STATED GOAL 1:
In the homeschool Fridays text, how many minutes were left before heading out for the field trip?
STATED GOAL 2:
Write out the part of the homeschool Fridays text that opens with the words containing "Not all Fridays" and closes with "again this week.".

Not all Fridays are great. Sometimes they bring out Friday Mom. You know the kind of Fridays I mean. They should be fun. But they turn into stress.

For example, on a recent Friday morning, we had one hour before we had to leave home for a field trip. Of course, you know what happened—chaos.

After the three-ring-circus of getting dressed, we still had schoolwork to do for the day, and I intended to use every second of the 9.5 minutes we had left before heading out. So we quickly gathered in the living room for the speediest round of read alouds known to man. At one point, I even considered letting my oldest child read a book solo while I was reading a different book to save time. Yes, Friday Mom had returned for another episode again this week.

Crazy right?

This breakneck pace is how it has gone for far too many Fridays in my house. The Friday list in my homeschool planner had become just another box to check. I knew that there was no learning happening because I was furiously trying to cram in field trips, play dates, co-op, and a full day of school.

Shifting to a Four-Day Homeschool Schedule

An easy solution to prevent Friday Mom syndrome is to shift to a 4-day schedule instead of insisting on doing school five days each week. Here are three huge benefits I've found as a result of this new, compact schedule.

Family Flexibility

It’s essential to your family's well being to schedule time for relaxation. After busy weeks full of church, sports practice, and dance recitals, families simply need rest. If you feel pulled in too many directions with a busy schedule, a four-day homeschool schedule can provide you with margin to relax and restore your spirit so that you are ready to press forward the next day.

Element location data
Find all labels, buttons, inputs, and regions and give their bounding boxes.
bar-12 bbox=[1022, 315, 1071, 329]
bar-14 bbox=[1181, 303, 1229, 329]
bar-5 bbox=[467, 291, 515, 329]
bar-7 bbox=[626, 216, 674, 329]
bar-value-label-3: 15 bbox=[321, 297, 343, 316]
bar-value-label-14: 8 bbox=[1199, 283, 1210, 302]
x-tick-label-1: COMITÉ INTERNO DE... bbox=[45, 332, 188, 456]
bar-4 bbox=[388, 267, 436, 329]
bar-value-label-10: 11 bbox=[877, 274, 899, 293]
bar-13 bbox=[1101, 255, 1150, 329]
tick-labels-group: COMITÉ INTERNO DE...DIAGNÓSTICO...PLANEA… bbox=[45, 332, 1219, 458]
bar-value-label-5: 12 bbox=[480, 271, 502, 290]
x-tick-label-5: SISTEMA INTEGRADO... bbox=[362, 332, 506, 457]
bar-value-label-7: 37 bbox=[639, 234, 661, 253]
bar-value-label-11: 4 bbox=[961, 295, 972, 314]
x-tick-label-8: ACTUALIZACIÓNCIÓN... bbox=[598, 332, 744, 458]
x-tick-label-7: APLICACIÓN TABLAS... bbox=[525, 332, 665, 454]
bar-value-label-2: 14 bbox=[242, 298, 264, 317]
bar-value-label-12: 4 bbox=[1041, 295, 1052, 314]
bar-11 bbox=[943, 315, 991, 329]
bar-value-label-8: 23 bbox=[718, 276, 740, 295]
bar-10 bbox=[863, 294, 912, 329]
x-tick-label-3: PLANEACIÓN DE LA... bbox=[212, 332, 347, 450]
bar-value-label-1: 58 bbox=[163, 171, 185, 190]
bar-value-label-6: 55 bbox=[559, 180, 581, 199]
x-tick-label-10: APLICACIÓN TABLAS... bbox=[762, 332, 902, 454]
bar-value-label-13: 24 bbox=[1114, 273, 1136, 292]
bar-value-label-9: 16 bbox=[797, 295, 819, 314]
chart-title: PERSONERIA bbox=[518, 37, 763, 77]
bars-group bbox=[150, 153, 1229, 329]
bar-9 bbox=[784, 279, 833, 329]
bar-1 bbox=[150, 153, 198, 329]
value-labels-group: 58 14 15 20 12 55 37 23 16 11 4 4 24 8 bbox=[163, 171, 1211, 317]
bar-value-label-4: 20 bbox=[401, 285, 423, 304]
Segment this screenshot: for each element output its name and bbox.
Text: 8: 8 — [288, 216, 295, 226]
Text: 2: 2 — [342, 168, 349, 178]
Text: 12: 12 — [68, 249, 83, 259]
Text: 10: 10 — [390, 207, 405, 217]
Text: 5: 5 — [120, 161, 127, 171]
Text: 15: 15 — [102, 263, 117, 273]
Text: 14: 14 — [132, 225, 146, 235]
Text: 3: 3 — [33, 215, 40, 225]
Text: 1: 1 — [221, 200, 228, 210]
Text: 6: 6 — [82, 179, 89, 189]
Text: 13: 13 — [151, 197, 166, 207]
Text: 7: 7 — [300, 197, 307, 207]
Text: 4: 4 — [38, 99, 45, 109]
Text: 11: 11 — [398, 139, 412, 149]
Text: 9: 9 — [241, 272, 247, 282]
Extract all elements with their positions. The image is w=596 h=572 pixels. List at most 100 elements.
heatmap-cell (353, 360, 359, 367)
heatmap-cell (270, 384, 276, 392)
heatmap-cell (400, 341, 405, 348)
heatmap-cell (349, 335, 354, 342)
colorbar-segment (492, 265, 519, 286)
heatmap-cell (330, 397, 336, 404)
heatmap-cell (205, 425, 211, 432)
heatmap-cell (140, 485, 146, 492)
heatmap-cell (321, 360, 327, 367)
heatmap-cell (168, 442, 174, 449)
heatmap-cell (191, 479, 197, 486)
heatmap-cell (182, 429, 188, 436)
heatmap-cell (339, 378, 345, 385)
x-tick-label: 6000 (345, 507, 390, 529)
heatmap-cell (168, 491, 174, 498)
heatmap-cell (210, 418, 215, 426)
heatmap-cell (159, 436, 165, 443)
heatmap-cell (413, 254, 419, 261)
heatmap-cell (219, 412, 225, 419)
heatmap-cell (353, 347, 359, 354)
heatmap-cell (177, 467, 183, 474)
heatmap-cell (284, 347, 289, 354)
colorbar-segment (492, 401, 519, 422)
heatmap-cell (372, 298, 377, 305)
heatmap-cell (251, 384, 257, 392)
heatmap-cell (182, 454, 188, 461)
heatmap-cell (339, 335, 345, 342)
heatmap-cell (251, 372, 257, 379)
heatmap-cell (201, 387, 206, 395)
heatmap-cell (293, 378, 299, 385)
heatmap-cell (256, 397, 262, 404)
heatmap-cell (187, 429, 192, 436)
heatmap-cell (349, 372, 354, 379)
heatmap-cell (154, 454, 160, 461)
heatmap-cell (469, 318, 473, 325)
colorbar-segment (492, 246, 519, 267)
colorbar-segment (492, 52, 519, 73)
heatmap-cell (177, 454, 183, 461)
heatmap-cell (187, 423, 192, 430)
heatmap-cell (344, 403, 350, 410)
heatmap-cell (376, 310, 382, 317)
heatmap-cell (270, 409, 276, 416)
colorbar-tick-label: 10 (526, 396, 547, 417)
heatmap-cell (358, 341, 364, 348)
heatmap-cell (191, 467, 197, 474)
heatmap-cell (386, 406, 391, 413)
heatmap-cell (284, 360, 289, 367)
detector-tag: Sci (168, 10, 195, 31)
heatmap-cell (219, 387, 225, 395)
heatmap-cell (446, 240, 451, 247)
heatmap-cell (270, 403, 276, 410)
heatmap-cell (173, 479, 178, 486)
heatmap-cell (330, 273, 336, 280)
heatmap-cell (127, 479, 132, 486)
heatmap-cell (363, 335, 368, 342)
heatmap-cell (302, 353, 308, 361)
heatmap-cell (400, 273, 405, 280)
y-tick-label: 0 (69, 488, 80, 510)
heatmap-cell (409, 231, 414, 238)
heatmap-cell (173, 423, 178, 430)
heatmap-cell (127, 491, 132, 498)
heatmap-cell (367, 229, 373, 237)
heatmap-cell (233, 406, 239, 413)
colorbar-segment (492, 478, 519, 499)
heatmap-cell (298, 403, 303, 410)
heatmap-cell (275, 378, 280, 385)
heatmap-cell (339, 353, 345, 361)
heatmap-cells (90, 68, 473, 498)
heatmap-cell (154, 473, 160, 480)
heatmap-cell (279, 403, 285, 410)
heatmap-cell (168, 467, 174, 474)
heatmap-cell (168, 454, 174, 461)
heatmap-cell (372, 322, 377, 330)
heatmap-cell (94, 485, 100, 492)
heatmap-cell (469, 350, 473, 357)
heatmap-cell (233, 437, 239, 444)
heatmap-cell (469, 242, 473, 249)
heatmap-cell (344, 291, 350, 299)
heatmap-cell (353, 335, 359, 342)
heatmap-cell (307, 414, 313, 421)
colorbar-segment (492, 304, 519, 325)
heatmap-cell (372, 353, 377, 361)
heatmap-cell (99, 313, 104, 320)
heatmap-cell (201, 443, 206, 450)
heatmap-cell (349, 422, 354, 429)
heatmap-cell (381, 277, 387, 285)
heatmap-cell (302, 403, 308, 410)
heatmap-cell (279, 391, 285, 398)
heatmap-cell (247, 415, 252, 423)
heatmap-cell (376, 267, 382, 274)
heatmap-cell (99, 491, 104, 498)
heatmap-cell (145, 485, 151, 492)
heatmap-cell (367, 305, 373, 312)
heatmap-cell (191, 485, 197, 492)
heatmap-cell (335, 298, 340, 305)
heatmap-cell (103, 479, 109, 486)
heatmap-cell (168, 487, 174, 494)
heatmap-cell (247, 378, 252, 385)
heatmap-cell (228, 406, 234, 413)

SOLUTION 1:
9.5 minutes

SOLUTION 2:
Not all Fridays are great. Sometimes they bring out Friday Mom. You know the kind of Fridays I mean. They should be fun. But they turn into stress.

For example, on a recent Friday morning, we had one hour before we had to leave home for a field trip. Of course, you know what happened—chaos.

After the three-ring-circus of getting dressed, we still had schoolwork to do for the day, and I intended to use every second of the 9.5 minutes we had left before heading out. So we quickly gathered in the living room for the speediest round of read alouds known to man. At one point, I even considered letting my oldest child read a book solo while I was reading a different book to save time. Yes, Friday Mom had returned for another episode again this week.